▶ Exercise prompt
All the records that follow need to be reproduced exactly. Omit the images.
****
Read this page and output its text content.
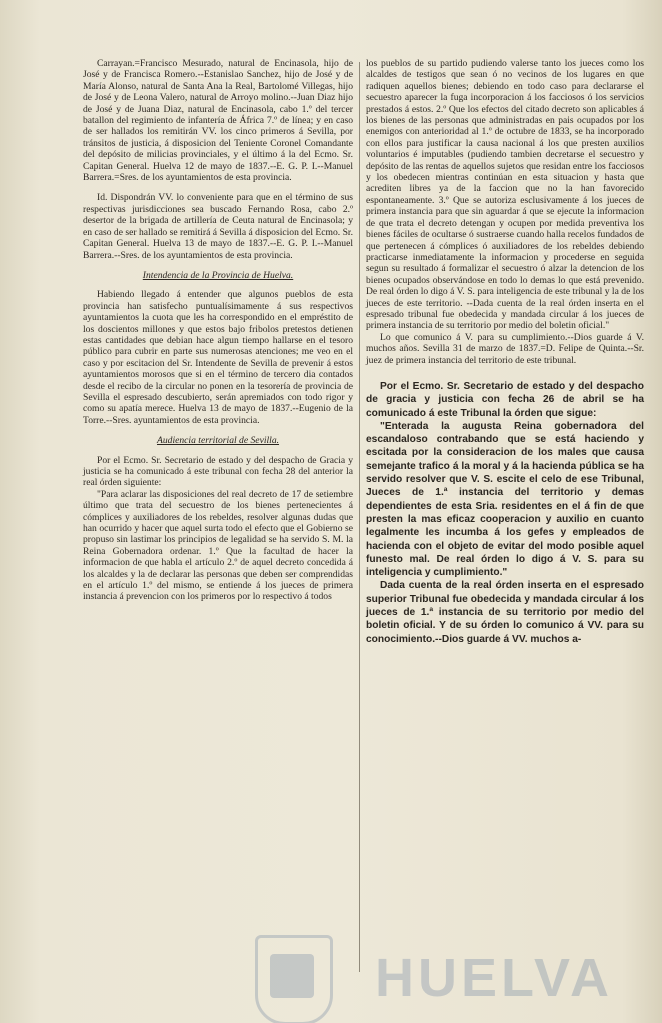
Carrayan.=Francisco Mesurado, natural de Encinasola, hijo de José y de Francisca Romero.--Estanislao Sanchez, hijo de José y de María Alonso, natural de Santa Ana la Real, Bartolomé Villegas, hijo de José y de Leona Valero, natural de Arroyo molino.--Juan Diaz hijo de José y de Juana Diaz, natural de Encinasola, cabo 1.º del tercer batallon del regimiento de infantería de África 7.º de línea; y en caso de ser hallados los remitirán VV. los cinco primeros á Sevilla, por tránsitos de justicia, á disposicion del Teniente Coronel Comandante del depósito de milicias provinciales, y el último á la del Ecmo. Sr. Capitan General. Huelva 12 de mayo de 1837.--E. G. P. I.--Manuel Barrera.=Sres. de los ayuntamientos de esta provincia.

Id. Dispondrán VV. lo conveniente para que en el término de sus respectivas jurisdicciones sea buscado Fernando Rosa, cabo 2.º desertor de la brigada de artillería de Ceuta natural de Encinasola; y en caso de ser hallado se remitirá á Sevilla á disposicion del Ecmo. Sr. Capitan General. Huelva 13 de mayo de 1837.--E. G. P. I.--Manuel Barrera.--Sres. de los ayuntamientos de esta provincia.

Intendencia de la Provincia de Huelva.

Habiendo llegado á entender que algunos pueblos de esta provincia han satisfecho puntualísimamente á sus respectivos ayuntamientos la cuota que les ha correspondido en el empréstito de los doscientos millones y que estos bajo fribolos pretestos detienen estas cantidades que debian hace algun tiempo hallarse en el tesoro público para cubrir en parte sus numerosas atenciones; me veo en el caso y por escitacion del Sr. Intendente de Sevilla de prevenir á estos ayuntamientos morosos que si en el término de tercero dia contados desde el recibo de la circular no ponen en la tesorería de provincia de Sevilla el espresado descubierto, serán apremiados con todo rigor y como su apatía merece. Huelva 13 de mayo de 1837.--Eugenio de la Torre.--Sres. ayuntamientos de esta provincia.

Audiencia territorial de Sevilla.

Por el Ecmo. Sr. Secretario de estado y del despacho de Gracia y justicia se ha comunicado á este tribunal con fecha 28 del anterior la real órden siguiente:

"Para aclarar las disposiciones del real decreto de 17 de setiembre último que trata del secuestro de los bienes pertenecientes á cómplices y auxiliadores de los rebeldes, resolver algunas dudas que han ocurrido y hacer que aquel surta todo el efecto que el Gobierno se propuso sin lastimar los principios de legalidad se ha servido S. M. la Reina Gobernadora ordenar. 1.º Que la facultad de hacer la informacion de que habla el artículo 2.º de aquel decreto concedida á los alcaldes y la de declarar las personas que deben ser comprendidas en el artículo 1.º del mismo, se entiende á los jueces de primera instancia á prevencion con los primeros por lo respectivo á todos

los pueblos de su partido pudiendo valerse tanto los jueces como los alcaldes de testigos que sean ó no vecinos de los lugares en que radiquen aquellos bienes; debiendo en todo caso para declararse el secuestro aparecer la fuga incorporacion á los facciosos ó los servicios prestados á estos. 2.º Que los efectos del citado decreto son aplicables á los bienes de las personas que administradas en pais ocupados por los enemigos con anterioridad al 1.º de octubre de 1833, se ha incorporado con ellos para justificar la causa nacional á los que presten auxilios voluntarios é imputables (pudiendo tambien decretarse el secuestro y depósito de las rentas de aquellos sujetos que residan entre los facciosos y los obedecen mientras continúan en esta situacion y hasta que acrediten libres ya de la faccion que no la han favorecido espontaneamente. 3.º Que se autoriza esclusivamente á los jueces de primera instancia para que sin aguardar á que se ejecute la informacion de que trata el decreto detengan y ocupen por medida preventiva los bienes fáciles de ocultarse ó sustraerse cuando halla recelos fundados de que pertenecen á cómplices ó auxiliadores de los rebeldes debiendo practicarse inmediatamente la informacion y procederse en seguida segun su resultado á formalizar el secuestro ó alzar la detencion de los bienes ocupados observándose en todo lo demas lo que está prevenido. De real órden lo digo á V. S. para inteligencia de este tribunal y la de los jueces de este territorio. --Dada cuenta de la real órden inserta en el espresado tribunal fue obedecida y mandada circular á los jueces de primera instancia de su territorio por medio del boletin oficial."

Lo que comunico á V. para su cumplimiento.--Dios guarde á V. muchos años. Sevilla 31 de marzo de 1837.=D. Felipe de Quinta.--Sr. juez de primera instancia del territorio de este tribunal.

Por el Ecmo. Sr. Secretario de estado y del despacho de gracia y justicia con fecha 26 de abril se ha comunicado á este Tribunal la órden que sigue:

"Enterada la augusta Reina gobernadora del escandaloso contrabando que se está haciendo y escitada por la consideracion de los males que causa semejante trafico á la moral y á la hacienda pública se ha servido resolver que V. S. escite el celo de ese Tribunal, Jueces de 1.ª instancia del territorio y demas dependientes de esta Sria. residentes en el á fin de que presten la mas eficaz cooperacion y auxilio en cuanto legalmente les incumba á los gefes y empleados de hacienda con el objeto de evitar del modo posible aquel funesto mal. De real órden lo digo á V. S. para su inteligencia y cumplimiento."

Dada cuenta de la real órden inserta en el espresado superior Tribunal fue obedecida y mandada circular á los jueces de 1.ª instancia de su territorio por medio del boletin oficial. Y de su órden lo comunico á VV. para su conocimiento.--Dios guarde á VV. muchos a-

HUELVA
****
▶ Answer below
Read this page and output its text content.
Carrayan.=Francisco Mesurado, natural de Encinasola, hijo de José y de Francisca Romero.--Estanislao Sanchez, hijo de José y de María Alonso, natural de Santa Ana la Real, Bartolomé Villegas, hijo de José y de Leona Valero, natural de Arroyo molino.--Juan Diaz hijo de José y de Juana Diaz, natural de Encinasola, cabo 1.º del tercer batallon del regimiento de infantería de África 7.º de línea; y en caso de ser hallados los remitirán VV. los cinco primeros á Sevilla, por tránsitos de justicia, á disposicion del Teniente Coronel Comandante del depósito de milicias provinciales, y el último á la del Ecmo. Sr. Capitan General. Huelva 12 de mayo de 1837.--E. G. P. I.--Manuel Barrera.=Sres. de los ayuntamientos de esta provincia.

Id. Dispondrán VV. lo conveniente para que en el término de sus respectivas jurisdicciones sea buscado Fernando Rosa, cabo 2.º desertor de la brigada de artillería de Ceuta natural de Encinasola; y en caso de ser hallado se remitirá á Sevilla á disposicion del Ecmo. Sr. Capitan General. Huelva 13 de mayo de 1837.--E. G. P. I.--Manuel Barrera.--Sres. de los ayuntamientos de esta provincia.

Intendencia de la Provincia de Huelva.

Habiendo llegado á entender que algunos pueblos de esta provincia han satisfecho puntualísimamente á sus respectivos ayuntamientos la cuota que les ha correspondido en el empréstito de los doscientos millones y que estos bajo fribolos pretestos detienen estas cantidades que debian hace algun tiempo hallarse en el tesoro público para cubrir en parte sus numerosas atenciones; me veo en el caso y por escitacion del Sr. Intendente de Sevilla de prevenir á estos ayuntamientos morosos que si en el término de tercero dia contados desde el recibo de la circular no ponen en la tesorería de provincia de Sevilla el espresado descubierto, serán apremiados con todo rigor y como su apatía merece. Huelva 13 de mayo de 1837.--Eugenio de la Torre.--Sres. ayuntamientos de esta provincia.

Audiencia territorial de Sevilla.

Por el Ecmo. Sr. Secretario de estado y del despacho de Gracia y justicia se ha comunicado á este tribunal con fecha 28 del anterior la real órden siguiente:

"Para aclarar las disposiciones del real decreto de 17 de setiembre último que trata del secuestro de los bienes pertenecientes á cómplices y auxiliadores de los rebeldes, resolver algunas dudas que han ocurrido y hacer que aquel surta todo el efecto que el Gobierno se propuso sin lastimar los principios de legalidad se ha servido S. M. la Reina Gobernadora ordenar. 1.º Que la facultad de hacer la informacion de que habla el artículo 2.º de aquel decreto concedida á los alcaldes y la de declarar las personas que deben ser comprendidas en el artículo 1.º del mismo, se entiende á los jueces de primera instancia á prevencion con los primeros por lo respectivo á todos

los pueblos de su partido pudiendo valerse tanto los jueces como los alcaldes de testigos que sean ó no vecinos de los lugares en que radiquen aquellos bienes; debiendo en todo caso para declararse el secuestro aparecer la fuga incorporacion á los facciosos ó los servicios prestados á estos. 2.º Que los efectos del citado decreto son aplicables á los bienes de las personas que administradas en pais ocupados por los enemigos con anterioridad al 1.º de octubre de 1833, se ha incorporado con ellos para justificar la causa nacional á los que presten auxilios voluntarios é imputables (pudiendo tambien decretarse el secuestro y depósito de las rentas de aquellos sujetos que residan entre los facciosos y los obedecen mientras continúan en esta situacion y hasta que acrediten libres ya de la faccion que no la han favorecido espontaneamente. 3.º Que se autoriza esclusivamente á los jueces de primera instancia para que sin aguardar á que se ejecute la informacion de que trata el decreto detengan y ocupen por medida preventiva los bienes fáciles de ocultarse ó sustraerse cuando halla recelos fundados de que pertenecen á cómplices ó auxiliadores de los rebeldes debiendo practicarse inmediatamente la informacion y procederse en seguida segun su resultado á formalizar el secuestro ó alzar la detencion de los bienes ocupados observándose en todo lo demas lo que está prevenido. De real órden lo digo á V. S. para inteligencia de este tribunal y la de los jueces de este territorio. --Dada cuenta de la real órden inserta en el espresado tribunal fue obedecida y mandada circular á los jueces de primera instancia de su territorio por medio del boletin oficial."

Lo que comunico á V. para su cumplimiento.--Dios guarde á V. muchos años. Sevilla 31 de marzo de 1837.=D. Felipe de Quinta.--Sr. juez de primera instancia del territorio de este tribunal.

Por el Ecmo. Sr. Secretario de estado y del despacho de gracia y justicia con fecha 26 de abril se ha comunicado á este Tribunal la órden que sigue:

"Enterada la augusta Reina gobernadora del escandaloso contrabando que se está haciendo y escitada por la consideracion de los males que causa semejante trafico á la moral y á la hacienda pública se ha servido resolver que V. S. escite el celo de ese Tribunal, Jueces de 1.ª instancia del territorio y demas dependientes de esta Sria. residentes en el á fin de que presten la mas eficaz cooperacion y auxilio en cuanto legalmente les incumba á los gefes y empleados de hacienda con el objeto de evitar del modo posible aquel funesto mal. De real órden lo digo á V. S. para su inteligencia y cumplimiento."

Dada cuenta de la real órden inserta en el espresado superior Tribunal fue obedecida y mandada circular á los jueces de 1.ª instancia de su territorio por medio del boletin oficial. Y de su órden lo comunico á VV. para su conocimiento.--Dios guarde á VV. muchos a-

HUELVA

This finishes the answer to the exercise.